### [Short problem]
Copy the rows word for word, starting with the first one and ending with the line that contains "820, 477, 838]".

### [Entries shown]
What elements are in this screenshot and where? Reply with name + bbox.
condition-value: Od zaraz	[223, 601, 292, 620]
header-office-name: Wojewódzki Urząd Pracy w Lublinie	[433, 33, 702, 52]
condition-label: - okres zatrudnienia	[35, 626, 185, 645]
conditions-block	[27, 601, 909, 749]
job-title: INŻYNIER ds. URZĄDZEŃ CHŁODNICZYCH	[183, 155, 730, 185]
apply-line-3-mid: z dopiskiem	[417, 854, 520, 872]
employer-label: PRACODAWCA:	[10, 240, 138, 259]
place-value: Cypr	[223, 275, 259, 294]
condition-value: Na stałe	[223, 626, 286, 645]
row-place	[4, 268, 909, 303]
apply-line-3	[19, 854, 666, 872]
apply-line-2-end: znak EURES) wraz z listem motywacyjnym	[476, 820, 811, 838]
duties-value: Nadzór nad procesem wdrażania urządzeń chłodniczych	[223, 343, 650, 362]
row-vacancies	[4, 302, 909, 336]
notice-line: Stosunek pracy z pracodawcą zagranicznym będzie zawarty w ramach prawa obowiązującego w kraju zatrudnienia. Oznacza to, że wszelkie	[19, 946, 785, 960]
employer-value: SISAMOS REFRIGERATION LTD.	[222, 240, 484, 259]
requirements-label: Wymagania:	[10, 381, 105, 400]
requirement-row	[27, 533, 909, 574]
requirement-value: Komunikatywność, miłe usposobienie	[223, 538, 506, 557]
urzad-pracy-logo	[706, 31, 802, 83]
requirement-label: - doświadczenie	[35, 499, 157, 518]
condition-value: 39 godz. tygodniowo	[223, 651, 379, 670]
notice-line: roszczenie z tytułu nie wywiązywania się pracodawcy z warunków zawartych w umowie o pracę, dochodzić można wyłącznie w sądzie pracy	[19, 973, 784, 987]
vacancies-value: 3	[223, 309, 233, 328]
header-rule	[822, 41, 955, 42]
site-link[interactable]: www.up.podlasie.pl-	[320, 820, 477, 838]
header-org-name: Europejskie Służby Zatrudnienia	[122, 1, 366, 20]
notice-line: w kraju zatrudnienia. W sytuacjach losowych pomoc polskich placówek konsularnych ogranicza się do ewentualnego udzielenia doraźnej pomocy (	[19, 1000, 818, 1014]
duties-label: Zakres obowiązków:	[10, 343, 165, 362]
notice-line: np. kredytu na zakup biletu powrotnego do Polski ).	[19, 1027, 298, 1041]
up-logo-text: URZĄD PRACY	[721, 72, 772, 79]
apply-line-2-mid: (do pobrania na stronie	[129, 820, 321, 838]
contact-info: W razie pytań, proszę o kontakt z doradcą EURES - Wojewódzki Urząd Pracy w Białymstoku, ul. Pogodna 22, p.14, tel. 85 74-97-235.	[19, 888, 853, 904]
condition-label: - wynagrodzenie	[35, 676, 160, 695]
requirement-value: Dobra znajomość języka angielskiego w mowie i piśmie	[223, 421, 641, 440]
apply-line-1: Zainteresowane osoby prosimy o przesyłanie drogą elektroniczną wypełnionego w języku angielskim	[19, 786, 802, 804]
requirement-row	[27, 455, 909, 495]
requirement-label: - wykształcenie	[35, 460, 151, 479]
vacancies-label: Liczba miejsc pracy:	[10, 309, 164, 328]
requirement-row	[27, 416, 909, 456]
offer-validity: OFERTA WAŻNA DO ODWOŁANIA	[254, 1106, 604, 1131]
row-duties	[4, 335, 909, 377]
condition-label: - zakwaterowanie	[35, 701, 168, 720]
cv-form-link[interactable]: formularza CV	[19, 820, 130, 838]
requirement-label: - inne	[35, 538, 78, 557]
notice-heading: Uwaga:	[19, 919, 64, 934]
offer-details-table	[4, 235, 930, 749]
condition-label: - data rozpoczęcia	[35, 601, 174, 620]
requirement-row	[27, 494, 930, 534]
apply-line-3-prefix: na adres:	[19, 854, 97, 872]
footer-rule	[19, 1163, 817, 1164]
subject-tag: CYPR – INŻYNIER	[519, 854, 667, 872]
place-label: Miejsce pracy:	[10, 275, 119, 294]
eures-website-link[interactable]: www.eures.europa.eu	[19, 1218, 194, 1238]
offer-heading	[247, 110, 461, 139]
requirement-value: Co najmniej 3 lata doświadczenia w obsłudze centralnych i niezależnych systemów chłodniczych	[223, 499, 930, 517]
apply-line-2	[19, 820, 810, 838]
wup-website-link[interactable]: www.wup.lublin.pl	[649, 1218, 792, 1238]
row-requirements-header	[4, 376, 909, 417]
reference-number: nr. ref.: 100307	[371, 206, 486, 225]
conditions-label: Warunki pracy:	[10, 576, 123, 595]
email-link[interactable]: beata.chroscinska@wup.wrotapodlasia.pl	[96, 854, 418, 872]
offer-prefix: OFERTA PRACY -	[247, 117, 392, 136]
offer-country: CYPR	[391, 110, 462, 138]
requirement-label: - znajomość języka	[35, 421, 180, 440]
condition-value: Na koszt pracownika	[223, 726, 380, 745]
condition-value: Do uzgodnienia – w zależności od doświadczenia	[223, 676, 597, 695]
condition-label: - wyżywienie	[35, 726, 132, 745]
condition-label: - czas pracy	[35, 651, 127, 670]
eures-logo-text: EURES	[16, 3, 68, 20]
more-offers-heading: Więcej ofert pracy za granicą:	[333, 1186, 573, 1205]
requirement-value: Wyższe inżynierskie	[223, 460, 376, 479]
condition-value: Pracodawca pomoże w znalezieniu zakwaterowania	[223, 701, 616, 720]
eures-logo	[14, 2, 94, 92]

### [Output]
What elements are in this screenshot and where? Reply with name + bbox.
condition-value: Od zaraz	[223, 601, 292, 620]
header-office-name: Wojewódzki Urząd Pracy w Lublinie	[433, 33, 702, 52]
condition-label: - okres zatrudnienia	[35, 626, 185, 645]
conditions-block	[27, 601, 909, 749]
job-title: INŻYNIER ds. URZĄDZEŃ CHŁODNICZYCH	[183, 155, 730, 185]
apply-line-3-mid: z dopiskiem	[417, 854, 520, 872]
employer-label: PRACODAWCA:	[10, 240, 138, 259]
place-value: Cypr	[223, 275, 259, 294]
condition-value: Na stałe	[223, 626, 286, 645]
row-place	[4, 268, 909, 303]
apply-line-3	[19, 854, 666, 872]
apply-line-2-end: znak EURES) wraz z listem motywacyjnym	[476, 820, 811, 838]
duties-value: Nadzór nad procesem wdrażania urządzeń chłodniczych	[223, 343, 650, 362]
row-vacancies	[4, 302, 909, 336]
notice-line: Stosunek pracy z pracodawcą zagranicznym będzie zawarty w ramach prawa obowiązującego w kraju zatrudnienia. Oznacza to, że wszelkie	[19, 946, 785, 960]
employer-value: SISAMOS REFRIGERATION LTD.	[222, 240, 484, 259]
requirements-label: Wymagania:	[10, 381, 105, 400]
requirement-row	[27, 533, 909, 574]
requirement-value: Komunikatywność, miłe usposobienie	[223, 538, 506, 557]
urzad-pracy-logo	[706, 31, 802, 83]
requirement-label: - doświadczenie	[35, 499, 157, 518]
condition-value: 39 godz. tygodniowo	[223, 651, 379, 670]
notice-line: roszczenie z tytułu nie wywiązywania się pracodawcy z warunków zawartych w umowie o pracę, dochodzić można wyłącznie w sądzie pracy	[19, 973, 784, 987]
vacancies-value: 3	[223, 309, 233, 328]
header-rule	[822, 41, 955, 42]
site-link[interactable]: www.up.podlasie.pl-	[320, 820, 477, 838]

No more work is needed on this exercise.